STATED EXERCISE:
Copy each line with the word "matter" in it.

(Extracted records)

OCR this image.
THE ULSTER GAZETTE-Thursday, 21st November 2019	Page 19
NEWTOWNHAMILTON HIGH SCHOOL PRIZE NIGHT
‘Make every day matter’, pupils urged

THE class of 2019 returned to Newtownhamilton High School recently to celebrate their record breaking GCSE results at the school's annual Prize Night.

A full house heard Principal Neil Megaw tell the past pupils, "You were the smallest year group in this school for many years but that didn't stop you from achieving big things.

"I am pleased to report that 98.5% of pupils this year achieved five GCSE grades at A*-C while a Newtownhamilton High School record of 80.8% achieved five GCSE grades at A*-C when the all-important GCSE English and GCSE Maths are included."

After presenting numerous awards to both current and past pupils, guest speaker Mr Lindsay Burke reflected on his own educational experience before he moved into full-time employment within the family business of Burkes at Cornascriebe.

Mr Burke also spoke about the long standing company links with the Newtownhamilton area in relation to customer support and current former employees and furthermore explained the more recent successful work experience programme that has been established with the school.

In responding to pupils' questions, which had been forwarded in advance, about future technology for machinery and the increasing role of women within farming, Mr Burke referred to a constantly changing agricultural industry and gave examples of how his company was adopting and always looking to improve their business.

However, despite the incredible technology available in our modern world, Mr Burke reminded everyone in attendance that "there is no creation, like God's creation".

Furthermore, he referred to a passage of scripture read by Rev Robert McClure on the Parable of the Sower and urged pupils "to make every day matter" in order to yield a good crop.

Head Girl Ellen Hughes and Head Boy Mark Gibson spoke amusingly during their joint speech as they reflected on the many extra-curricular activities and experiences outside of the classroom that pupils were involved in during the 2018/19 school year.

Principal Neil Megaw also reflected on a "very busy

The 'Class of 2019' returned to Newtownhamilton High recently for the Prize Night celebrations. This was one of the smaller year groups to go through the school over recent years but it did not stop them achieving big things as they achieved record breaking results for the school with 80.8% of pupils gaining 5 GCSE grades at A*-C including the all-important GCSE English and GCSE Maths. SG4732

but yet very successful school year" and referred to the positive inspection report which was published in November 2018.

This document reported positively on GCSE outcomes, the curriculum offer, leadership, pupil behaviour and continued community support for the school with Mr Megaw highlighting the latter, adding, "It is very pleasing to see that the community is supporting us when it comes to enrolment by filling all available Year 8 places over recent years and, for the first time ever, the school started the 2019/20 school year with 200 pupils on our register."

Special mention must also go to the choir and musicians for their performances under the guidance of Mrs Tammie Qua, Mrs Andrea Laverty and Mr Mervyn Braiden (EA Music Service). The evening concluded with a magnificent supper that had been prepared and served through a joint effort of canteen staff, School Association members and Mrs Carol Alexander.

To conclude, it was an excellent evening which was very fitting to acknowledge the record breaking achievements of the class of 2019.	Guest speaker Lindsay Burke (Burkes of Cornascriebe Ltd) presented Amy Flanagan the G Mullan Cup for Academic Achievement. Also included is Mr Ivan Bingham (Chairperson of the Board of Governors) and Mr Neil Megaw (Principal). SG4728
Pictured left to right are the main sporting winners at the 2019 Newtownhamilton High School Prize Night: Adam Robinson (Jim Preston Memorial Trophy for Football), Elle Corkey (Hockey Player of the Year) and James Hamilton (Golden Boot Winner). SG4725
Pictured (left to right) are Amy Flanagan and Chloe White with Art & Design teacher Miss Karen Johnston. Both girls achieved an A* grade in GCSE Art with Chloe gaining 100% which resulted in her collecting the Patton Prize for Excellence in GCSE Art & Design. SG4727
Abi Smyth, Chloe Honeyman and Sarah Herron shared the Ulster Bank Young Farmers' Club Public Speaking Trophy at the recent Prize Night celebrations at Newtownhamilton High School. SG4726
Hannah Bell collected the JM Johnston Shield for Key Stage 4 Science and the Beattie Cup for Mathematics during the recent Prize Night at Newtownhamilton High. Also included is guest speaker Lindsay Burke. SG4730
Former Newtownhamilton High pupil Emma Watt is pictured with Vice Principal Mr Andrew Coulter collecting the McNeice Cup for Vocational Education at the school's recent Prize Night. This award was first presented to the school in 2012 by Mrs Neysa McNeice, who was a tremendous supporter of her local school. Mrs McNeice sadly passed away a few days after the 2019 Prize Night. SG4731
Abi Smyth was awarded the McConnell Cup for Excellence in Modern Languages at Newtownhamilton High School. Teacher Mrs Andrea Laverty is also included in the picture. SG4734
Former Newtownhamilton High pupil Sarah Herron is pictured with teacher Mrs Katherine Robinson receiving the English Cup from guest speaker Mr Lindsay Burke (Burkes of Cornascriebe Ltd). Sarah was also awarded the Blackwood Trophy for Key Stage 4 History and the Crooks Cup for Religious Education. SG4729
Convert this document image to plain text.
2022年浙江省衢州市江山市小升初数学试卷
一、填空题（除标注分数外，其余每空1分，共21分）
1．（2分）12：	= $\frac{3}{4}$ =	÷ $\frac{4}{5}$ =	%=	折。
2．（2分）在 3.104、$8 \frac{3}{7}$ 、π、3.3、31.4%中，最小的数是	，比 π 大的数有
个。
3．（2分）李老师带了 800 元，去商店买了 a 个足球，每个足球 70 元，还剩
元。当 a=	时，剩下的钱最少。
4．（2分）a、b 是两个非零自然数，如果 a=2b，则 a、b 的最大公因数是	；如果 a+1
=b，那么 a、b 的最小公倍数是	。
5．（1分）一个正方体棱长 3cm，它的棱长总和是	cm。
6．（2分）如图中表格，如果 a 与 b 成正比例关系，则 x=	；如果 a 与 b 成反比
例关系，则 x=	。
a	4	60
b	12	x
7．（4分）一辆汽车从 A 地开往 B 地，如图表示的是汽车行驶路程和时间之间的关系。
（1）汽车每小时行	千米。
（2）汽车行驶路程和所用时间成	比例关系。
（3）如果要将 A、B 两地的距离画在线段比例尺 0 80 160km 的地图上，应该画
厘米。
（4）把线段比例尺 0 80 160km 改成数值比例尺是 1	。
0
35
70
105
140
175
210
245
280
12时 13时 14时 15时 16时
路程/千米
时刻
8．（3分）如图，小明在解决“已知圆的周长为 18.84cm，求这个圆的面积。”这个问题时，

WRITTEN ANSWER:
‘Make every day matter’, pupils urged
Furthermore, he referred to a passage of scripture read by Rev Robert McClure on the Parable of the Sower and urged pupils "to make every day matter" in order to yield a good crop.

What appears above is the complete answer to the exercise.